→ **Selected passage**
Technical reports with R Markdown & Bookdown

I provide markdown snippets for a variety of text environments and formats that can be created with R Markdown and the Bookdown package. I focus on the elements that I find most useful for writing math.

Matthew Bain
March 22, 2024

The combination of R Markdown with functionality from the Bookdown package and Distill web publishing format provides a comprehensive set of tools for composing web documents. In this high-level reference guide I cover the tools that I find most useful for writing organized, easily referenced, math-heavy documents. The examples are arbitrary, only meant to illustrate the syntax. The LaTeX and markdown syntax are not explained. For each example I provide the raw text followed by the rendered output.

1 Definition, theorem, proof

Ah, the familiar math textbook refrain. Below is the Bookdown syntax for definition, theorem, and proof environments, respectively.

Definition

::: {#disjoint-sets-def .definition name="Disjoint sets"}
Two sets $A_1$ and $A_2$ are **disjoint** if their intersection 
$A_1 \cap A_2 = \emptyset$, where $\emptyset$ is the empty set. We say that
$n$ sets $A_1, A_2, ..., A_n$ are disjoint if $A_i \cap A_j = \emptyset$ 
for $i! = j$. 
:::

Definition 1 (Disjoint sets) Two sets \(A_1\) and \(A_2\) are disjoint if their intersection \(A_1 \cap A_2 = \emptyset\), where \(\emptyset\) is the empty set. We say that \(n\) sets \(A_1, A_2, ..., A_n\) are disjoint if \(A_i \cap A_j = \emptyset\) for \(i! = j\).

Theorem

::: {#pyth-thm .theorem name="Pythagorean theorem"}
Given a right triangle, if $c$ denotes the length of the hypotenuse and
$a$ and $b$ the lengths of the other two sides, then
$$a^2 + b^2 = c^2$$.
:::

Theorem 1 (Pythagorean theorem) Given a right triangle, if \(c\) denotes the length of the hypotenuse and \(a\) and \(b\) the lengths of the other two sides, then \[a^2 + b^2 = c^2.\]

Proof

::: {.proof name="Pythagorean theorem"}
Let $x, y$ be ...

... Thus, $$a^2 + b^2 = c^2,$$

as desired.

$$
\tag*{$\square$}
$$
:::

Proof (Pythagorean theorem). Let \(x, y\) be …

… Thus, \[a^2 + b^2 = c^2,\]

as desired.

→ **Goals**
[1] Rewrite the part of the R Markdown guide that opens with the words containing "1 Definition, theorem, proof" and closes with "proof environments, respectively.", putting "pattern" in place of "refrain".
[2] Name every tool that the R Markdown guide says combine to form its set of tools for composing web documents.
[3] According to the R Markdown guide, why are its examples arbitrary?

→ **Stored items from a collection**
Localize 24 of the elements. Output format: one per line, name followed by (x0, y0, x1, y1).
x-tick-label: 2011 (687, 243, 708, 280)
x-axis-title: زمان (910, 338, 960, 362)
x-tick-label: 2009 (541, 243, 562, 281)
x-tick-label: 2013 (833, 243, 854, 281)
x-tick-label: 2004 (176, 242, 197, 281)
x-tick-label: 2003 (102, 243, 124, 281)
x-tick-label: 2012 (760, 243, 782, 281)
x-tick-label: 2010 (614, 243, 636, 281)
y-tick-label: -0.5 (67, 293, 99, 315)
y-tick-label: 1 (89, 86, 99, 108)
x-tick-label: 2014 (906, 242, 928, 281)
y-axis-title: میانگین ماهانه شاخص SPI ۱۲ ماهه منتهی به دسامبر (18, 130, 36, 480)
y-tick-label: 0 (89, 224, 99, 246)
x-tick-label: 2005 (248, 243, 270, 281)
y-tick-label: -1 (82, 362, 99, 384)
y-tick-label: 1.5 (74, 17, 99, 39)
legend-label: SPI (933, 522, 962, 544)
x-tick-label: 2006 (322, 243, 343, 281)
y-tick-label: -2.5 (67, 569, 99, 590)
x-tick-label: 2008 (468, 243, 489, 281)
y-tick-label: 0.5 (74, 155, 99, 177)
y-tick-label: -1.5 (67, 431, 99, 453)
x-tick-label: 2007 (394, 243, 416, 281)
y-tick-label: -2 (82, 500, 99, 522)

==

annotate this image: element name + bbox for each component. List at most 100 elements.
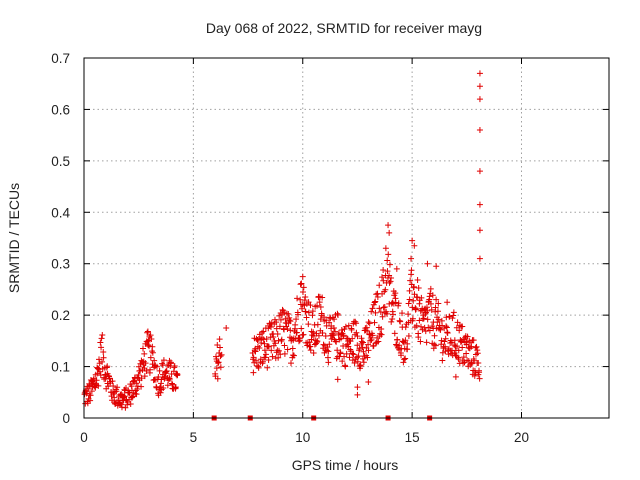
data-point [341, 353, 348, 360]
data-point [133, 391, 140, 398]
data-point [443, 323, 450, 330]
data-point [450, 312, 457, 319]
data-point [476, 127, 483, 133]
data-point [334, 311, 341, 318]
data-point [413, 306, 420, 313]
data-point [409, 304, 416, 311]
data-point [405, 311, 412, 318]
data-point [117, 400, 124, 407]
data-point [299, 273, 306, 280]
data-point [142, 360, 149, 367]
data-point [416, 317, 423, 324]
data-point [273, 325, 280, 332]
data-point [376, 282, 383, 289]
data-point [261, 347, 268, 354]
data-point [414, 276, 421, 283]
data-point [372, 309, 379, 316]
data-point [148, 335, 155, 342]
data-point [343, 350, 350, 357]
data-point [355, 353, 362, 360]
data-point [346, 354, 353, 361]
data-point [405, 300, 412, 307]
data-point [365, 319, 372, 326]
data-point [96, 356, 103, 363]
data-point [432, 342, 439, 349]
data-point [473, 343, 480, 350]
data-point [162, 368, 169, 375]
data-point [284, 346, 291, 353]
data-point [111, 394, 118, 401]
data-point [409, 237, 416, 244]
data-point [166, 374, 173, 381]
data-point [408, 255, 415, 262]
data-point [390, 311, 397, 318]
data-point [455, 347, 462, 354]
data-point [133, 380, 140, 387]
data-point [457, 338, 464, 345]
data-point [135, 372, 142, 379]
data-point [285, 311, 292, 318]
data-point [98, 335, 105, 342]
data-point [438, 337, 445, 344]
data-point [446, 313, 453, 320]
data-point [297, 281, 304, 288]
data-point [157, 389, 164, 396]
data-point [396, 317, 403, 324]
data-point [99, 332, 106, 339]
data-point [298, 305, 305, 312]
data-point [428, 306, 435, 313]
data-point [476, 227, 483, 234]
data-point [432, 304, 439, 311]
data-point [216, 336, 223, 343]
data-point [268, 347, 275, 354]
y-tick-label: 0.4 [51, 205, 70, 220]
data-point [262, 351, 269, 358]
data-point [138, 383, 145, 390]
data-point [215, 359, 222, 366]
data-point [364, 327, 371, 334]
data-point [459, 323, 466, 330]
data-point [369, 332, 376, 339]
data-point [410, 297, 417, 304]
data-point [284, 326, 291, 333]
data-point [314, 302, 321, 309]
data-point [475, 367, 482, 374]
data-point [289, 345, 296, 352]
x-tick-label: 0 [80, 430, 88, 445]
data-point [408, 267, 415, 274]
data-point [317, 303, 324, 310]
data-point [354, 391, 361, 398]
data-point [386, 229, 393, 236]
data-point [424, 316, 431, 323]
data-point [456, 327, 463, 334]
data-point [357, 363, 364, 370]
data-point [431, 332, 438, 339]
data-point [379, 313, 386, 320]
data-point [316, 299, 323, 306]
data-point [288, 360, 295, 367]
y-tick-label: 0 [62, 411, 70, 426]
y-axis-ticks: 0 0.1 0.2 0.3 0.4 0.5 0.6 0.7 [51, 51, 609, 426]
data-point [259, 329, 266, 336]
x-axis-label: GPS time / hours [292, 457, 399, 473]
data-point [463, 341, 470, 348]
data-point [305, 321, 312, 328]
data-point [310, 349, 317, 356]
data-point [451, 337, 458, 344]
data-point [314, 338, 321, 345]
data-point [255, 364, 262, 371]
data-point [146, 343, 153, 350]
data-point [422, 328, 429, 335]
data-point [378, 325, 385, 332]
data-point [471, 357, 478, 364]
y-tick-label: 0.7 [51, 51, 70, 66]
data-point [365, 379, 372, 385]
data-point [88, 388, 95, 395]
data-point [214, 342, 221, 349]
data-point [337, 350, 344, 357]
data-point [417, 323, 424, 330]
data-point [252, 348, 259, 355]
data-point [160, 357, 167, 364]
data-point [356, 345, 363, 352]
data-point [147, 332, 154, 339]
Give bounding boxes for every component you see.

---

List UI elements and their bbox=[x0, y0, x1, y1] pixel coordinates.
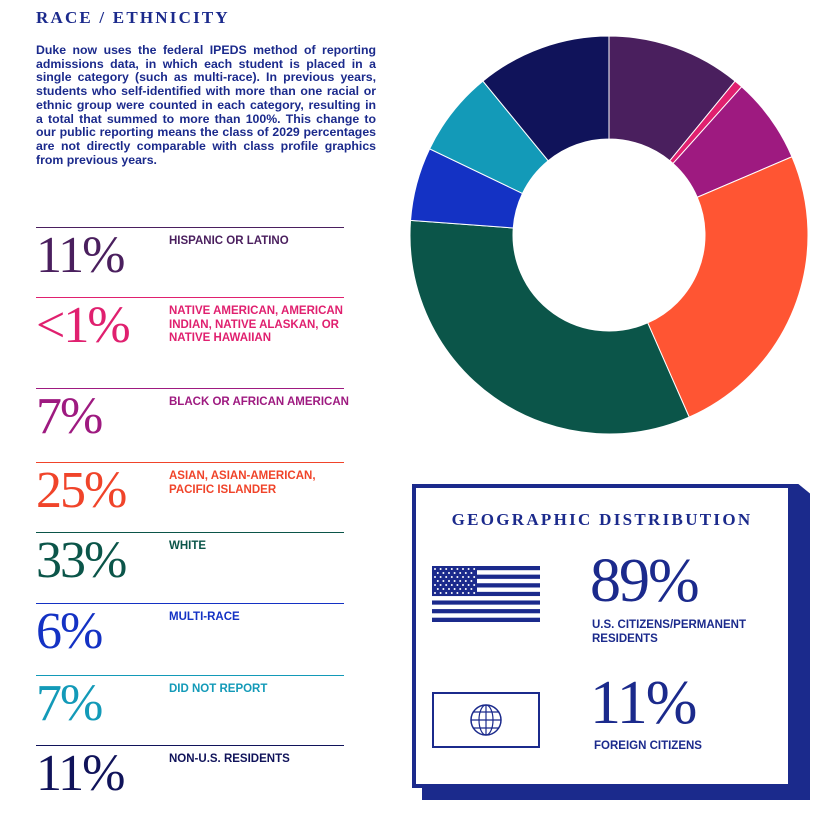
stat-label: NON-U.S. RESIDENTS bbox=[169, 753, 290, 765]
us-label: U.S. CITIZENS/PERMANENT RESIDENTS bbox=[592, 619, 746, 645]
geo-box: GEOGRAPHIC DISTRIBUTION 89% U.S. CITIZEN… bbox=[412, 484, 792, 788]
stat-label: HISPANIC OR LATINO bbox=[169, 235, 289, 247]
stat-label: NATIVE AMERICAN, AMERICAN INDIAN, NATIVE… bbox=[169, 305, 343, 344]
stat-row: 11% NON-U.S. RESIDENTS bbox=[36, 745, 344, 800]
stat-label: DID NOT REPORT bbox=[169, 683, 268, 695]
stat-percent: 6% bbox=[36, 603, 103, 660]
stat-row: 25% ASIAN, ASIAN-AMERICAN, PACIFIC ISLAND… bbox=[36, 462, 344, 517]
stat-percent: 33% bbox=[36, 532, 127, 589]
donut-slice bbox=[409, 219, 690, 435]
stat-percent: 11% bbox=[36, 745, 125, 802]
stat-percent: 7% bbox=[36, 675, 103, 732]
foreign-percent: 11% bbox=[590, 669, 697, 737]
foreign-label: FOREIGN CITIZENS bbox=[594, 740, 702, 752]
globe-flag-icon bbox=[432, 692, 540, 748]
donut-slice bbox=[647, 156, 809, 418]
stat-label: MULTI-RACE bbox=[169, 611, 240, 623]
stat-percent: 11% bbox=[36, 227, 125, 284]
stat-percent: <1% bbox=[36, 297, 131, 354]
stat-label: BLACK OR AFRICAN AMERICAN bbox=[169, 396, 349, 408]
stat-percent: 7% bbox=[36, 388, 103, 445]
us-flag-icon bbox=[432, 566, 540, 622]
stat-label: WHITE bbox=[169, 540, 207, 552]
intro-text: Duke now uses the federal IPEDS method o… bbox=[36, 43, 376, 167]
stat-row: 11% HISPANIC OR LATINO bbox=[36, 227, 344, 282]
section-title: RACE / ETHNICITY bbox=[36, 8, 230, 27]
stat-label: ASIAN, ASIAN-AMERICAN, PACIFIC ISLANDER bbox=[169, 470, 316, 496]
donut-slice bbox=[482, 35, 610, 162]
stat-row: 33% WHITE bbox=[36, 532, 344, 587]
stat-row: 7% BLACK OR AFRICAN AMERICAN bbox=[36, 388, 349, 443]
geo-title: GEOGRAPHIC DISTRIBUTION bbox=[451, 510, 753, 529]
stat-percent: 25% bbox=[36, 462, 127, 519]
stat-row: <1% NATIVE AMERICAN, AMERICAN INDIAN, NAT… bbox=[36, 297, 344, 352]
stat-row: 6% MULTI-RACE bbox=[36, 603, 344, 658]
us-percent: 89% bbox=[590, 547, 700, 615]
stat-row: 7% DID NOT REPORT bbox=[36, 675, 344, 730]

→ **Full answers**
[1]
1 Definition, theorem, proof

Ah, the familiar math textbook pattern. Below is the Bookdown syntax for definition, theorem, and proof environments, respectively.

[2] R Markdown, the Bookdown package, and the Distill web publishing format.

[3] The examples are arbitrary because they are only meant to illustrate the syntax.